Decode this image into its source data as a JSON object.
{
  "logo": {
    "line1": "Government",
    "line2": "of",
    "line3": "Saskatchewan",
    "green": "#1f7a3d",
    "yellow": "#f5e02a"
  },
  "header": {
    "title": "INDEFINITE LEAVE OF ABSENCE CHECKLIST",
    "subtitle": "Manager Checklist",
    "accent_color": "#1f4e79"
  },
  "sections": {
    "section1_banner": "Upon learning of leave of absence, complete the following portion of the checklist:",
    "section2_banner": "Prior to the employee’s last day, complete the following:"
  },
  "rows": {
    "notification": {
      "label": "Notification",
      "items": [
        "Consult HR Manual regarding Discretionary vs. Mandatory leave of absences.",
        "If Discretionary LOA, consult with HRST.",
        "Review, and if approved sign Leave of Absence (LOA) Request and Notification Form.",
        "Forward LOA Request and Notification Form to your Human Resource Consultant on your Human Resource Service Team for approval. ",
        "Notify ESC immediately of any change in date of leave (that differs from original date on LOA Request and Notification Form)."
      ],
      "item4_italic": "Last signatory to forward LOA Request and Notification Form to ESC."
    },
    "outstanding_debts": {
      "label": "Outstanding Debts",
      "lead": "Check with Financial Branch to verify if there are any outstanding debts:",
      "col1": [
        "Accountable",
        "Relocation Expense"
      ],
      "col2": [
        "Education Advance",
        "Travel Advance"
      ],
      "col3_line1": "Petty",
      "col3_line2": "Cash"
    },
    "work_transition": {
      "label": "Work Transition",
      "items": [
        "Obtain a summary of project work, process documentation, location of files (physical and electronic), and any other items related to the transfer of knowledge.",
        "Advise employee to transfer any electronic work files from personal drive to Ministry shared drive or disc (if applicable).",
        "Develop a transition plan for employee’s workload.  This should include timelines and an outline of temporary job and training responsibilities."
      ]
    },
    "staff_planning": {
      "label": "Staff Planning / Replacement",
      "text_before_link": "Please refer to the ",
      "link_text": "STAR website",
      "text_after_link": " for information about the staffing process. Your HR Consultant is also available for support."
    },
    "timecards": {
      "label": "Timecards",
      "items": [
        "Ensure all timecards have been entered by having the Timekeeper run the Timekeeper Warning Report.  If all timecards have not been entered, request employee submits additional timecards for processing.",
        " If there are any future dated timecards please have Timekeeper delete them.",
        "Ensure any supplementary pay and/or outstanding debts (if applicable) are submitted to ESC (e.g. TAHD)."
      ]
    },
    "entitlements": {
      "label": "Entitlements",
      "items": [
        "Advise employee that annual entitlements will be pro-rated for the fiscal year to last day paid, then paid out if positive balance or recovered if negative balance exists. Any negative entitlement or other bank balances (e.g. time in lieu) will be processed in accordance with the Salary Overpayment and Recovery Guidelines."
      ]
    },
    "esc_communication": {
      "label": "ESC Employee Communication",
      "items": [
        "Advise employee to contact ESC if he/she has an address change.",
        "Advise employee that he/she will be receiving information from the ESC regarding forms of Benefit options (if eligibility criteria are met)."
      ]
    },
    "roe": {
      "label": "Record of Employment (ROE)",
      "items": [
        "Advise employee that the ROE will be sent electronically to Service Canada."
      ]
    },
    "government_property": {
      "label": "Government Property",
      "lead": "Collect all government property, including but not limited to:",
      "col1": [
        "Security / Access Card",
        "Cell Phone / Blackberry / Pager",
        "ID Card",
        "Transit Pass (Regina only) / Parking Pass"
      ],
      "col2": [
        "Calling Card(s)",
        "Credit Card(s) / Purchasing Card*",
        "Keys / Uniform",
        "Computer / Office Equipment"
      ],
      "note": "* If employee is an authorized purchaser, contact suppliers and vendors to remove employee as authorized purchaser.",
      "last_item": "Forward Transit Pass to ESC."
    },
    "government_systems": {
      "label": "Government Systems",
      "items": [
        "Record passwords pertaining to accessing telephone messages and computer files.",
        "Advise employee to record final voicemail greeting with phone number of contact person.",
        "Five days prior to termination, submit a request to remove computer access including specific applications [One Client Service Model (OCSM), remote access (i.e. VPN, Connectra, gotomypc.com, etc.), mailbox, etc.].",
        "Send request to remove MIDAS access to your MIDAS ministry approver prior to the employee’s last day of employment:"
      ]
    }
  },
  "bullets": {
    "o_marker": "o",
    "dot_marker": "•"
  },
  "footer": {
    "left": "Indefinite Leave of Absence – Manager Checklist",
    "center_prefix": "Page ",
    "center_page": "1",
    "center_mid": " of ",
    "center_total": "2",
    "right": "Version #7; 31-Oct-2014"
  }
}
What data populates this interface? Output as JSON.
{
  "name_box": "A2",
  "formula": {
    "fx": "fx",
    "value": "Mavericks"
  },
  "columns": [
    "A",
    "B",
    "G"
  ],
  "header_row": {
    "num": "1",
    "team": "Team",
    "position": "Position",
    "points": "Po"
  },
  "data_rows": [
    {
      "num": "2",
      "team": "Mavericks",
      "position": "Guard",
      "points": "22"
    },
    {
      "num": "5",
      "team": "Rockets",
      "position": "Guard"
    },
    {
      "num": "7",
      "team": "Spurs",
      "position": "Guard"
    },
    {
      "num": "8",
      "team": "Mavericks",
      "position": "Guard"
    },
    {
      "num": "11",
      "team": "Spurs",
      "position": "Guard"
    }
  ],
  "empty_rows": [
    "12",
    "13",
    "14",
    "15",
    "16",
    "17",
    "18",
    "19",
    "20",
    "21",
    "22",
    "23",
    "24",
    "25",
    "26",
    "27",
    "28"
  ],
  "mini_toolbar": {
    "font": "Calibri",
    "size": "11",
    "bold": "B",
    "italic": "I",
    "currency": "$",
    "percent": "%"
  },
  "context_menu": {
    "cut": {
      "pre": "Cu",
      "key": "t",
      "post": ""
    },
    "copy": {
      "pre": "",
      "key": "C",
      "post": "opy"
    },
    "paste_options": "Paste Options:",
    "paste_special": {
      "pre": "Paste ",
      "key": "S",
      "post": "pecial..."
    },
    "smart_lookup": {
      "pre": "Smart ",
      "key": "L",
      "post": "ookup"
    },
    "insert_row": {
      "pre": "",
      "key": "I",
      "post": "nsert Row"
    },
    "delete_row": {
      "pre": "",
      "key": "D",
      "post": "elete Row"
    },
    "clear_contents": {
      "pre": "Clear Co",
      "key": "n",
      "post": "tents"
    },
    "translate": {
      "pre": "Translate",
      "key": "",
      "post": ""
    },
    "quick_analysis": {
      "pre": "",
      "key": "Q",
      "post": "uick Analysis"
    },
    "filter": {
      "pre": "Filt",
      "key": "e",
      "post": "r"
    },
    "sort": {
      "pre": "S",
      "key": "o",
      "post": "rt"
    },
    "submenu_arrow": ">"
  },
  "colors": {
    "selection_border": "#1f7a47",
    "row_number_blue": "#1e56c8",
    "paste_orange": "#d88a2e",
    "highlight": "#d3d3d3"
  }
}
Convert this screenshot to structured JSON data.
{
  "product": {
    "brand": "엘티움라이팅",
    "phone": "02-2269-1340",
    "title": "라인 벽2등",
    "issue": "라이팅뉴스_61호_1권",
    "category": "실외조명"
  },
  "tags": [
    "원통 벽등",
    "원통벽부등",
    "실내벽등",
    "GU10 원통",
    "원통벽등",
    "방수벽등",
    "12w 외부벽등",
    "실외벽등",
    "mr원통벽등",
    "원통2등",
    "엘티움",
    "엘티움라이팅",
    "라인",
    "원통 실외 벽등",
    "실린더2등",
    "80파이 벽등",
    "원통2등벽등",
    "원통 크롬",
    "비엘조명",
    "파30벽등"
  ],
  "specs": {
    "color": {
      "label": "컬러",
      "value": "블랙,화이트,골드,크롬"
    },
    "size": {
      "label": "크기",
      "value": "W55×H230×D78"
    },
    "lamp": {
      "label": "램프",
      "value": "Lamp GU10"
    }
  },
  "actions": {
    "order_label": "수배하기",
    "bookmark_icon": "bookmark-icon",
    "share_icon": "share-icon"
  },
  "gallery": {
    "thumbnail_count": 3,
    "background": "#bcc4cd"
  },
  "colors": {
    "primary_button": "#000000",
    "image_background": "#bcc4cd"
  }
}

Problem statement: Give back, exactly as written, the lines from the one with "Convert this screenshot" to the last line.

Result of the task:
Convert this screenshot to structured JSON data.
{
  "product": {
    "brand": "엘티움라이팅",
    "phone": "02-2269-1340",
    "title": "라인 벽2등",
    "issue": "라이팅뉴스_61호_1권",
    "category": "실외조명"
  },
  "tags": [
    "원통 벽등",
    "원통벽부등",
    "실내벽등",
    "GU10 원통",
    "원통벽등",
    "방수벽등",
    "12w 외부벽등",
    "실외벽등",
    "mr원통벽등",
    "원통2등",
    "엘티움",
    "엘티움라이팅",
    "라인",
    "원통 실외 벽등",
    "실린더2등",
    "80파이 벽등",
    "원통2등벽등",
    "원통 크롬",
    "비엘조명",
    "파30벽등"
  ],
  "specs": {
    "color": {
      "label": "컬러",
      "value": "블랙,화이트,골드,크롬"
    },
    "size": {
      "label": "크기",
      "value": "W55×H230×D78"
    },
    "lamp": {
      "label": "램프",
      "value": "Lamp GU10"
    }
  },
  "actions": {
    "order_label": "수배하기",
    "bookmark_icon": "bookmark-icon",
    "share_icon": "share-icon"
  },
  "gallery": {
    "thumbnail_count": 3,
    "background": "#bcc4cd"
  },
  "colors": {
    "primary_button": "#000000",
    "image_background": "#bcc4cd"
  }
}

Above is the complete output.